## START DATASET CONTENT

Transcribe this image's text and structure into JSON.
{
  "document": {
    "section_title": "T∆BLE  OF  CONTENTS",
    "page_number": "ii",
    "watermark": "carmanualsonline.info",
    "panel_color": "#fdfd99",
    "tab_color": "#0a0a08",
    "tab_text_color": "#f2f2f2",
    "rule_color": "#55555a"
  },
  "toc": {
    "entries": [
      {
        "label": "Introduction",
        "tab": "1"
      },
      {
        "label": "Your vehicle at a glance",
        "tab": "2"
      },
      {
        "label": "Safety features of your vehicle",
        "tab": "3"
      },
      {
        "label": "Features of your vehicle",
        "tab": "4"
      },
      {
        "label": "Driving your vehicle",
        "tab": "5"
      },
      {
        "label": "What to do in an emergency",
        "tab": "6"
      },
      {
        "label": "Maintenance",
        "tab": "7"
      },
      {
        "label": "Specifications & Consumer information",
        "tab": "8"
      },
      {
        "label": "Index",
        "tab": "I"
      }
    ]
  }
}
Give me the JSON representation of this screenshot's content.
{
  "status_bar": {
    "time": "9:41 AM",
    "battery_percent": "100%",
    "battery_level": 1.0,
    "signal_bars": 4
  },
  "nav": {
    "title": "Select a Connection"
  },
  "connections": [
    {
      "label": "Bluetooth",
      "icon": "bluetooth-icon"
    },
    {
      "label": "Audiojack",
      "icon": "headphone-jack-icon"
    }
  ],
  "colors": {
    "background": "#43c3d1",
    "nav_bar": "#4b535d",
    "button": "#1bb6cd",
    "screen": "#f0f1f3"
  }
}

## END DATASET CONTENT

Give the count of lines holding the word "label" and nothing more.

11